WHAT IS EXPECTED
In the listing below, locate the lines that hold the string "consumption". Copy those lines.

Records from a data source
• • • • •

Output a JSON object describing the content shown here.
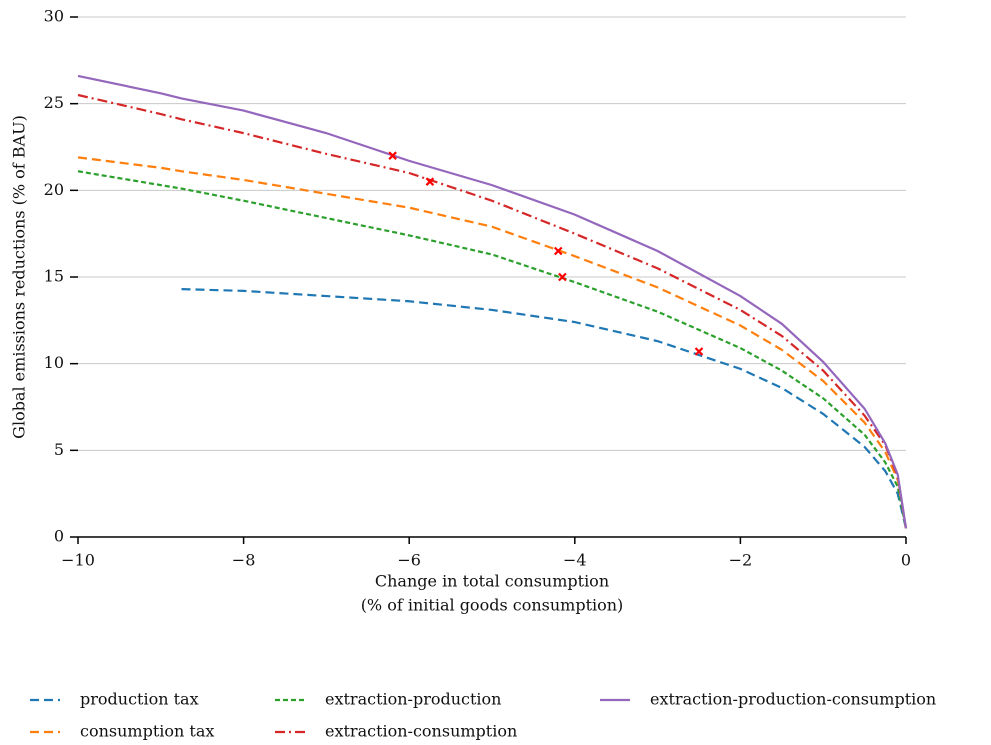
{
  "chart_data": {
    "type": "line",
    "xlabel": [
      "Change in total consumption",
      "(% of initial goods consumption)"
    ],
    "ylabel": "Global emissions reductions (% of BAU)",
    "x": [
      -10,
      -9,
      -8.75,
      -8,
      -7,
      -6,
      -5,
      -4,
      -3,
      -2,
      -1.5,
      -1,
      -0.5,
      -0.25,
      -0.1,
      0
    ],
    "series": [
      {
        "name": "production tax",
        "color": "#1f77b4",
        "dash": "dashed",
        "values": [
          null,
          null,
          14.3,
          14.2,
          13.9,
          13.6,
          13.1,
          12.4,
          11.3,
          9.7,
          8.6,
          7.1,
          5.2,
          3.8,
          2.5,
          0.5
        ],
        "marker": {
          "x": -2.5,
          "y": 10.7
        }
      },
      {
        "name": "consumption tax",
        "color": "#ff7f0e",
        "dash": "dashed",
        "values": [
          21.9,
          21.3,
          21.1,
          20.6,
          19.8,
          19.0,
          17.9,
          16.2,
          14.4,
          12.2,
          10.8,
          9.0,
          6.6,
          4.9,
          3.3,
          0.5
        ],
        "marker": {
          "x": -4.2,
          "y": 16.5
        }
      },
      {
        "name": "extraction-production",
        "color": "#2ca02c",
        "dash": "dotted",
        "values": [
          21.1,
          20.3,
          20.1,
          19.4,
          18.4,
          17.4,
          16.3,
          14.7,
          13.0,
          10.9,
          9.6,
          8.0,
          5.9,
          4.3,
          2.9,
          0.5
        ],
        "marker": {
          "x": -4.15,
          "y": 15
        }
      },
      {
        "name": "extraction-consumption",
        "color": "#d62728",
        "dash": "dashdot",
        "values": [
          25.5,
          24.4,
          24.1,
          23.3,
          22.1,
          21.0,
          19.4,
          17.5,
          15.5,
          13.1,
          11.6,
          9.6,
          7.0,
          5.3,
          3.5,
          0.5
        ],
        "marker": {
          "x": -5.75,
          "y": 20.5
        }
      },
      {
        "name": "extraction-production-consumption",
        "color": "#9467bd",
        "dash": "solid",
        "values": [
          26.6,
          25.6,
          25.3,
          24.6,
          23.3,
          21.7,
          20.3,
          18.6,
          16.5,
          13.9,
          12.3,
          10.1,
          7.4,
          5.4,
          3.6,
          0.5
        ],
        "marker": {
          "x": -6.2,
          "y": 22
        }
      }
    ],
    "marker_color": "#ff0000",
    "xlim": [
      -10,
      0
    ],
    "ylim": [
      0,
      30
    ],
    "xticks": [
      {
        "value": -10,
        "label": "−10"
      },
      {
        "value": -8,
        "label": "−8"
      },
      {
        "value": -6,
        "label": "−6"
      },
      {
        "value": -4,
        "label": "−4"
      },
      {
        "value": -2,
        "label": "−2"
      },
      0
    ],
    "yticks": [
      0,
      5,
      10,
      15,
      20,
      25,
      30
    ],
    "grid": true,
    "legend": "below"
  }
}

• • • • •

SOLUTION
      "Change in total consumption",
      "(% of initial goods consumption)"
        "name": "consumption tax",
        "name": "extraction-consumption",
        "name": "extraction-production-consumption",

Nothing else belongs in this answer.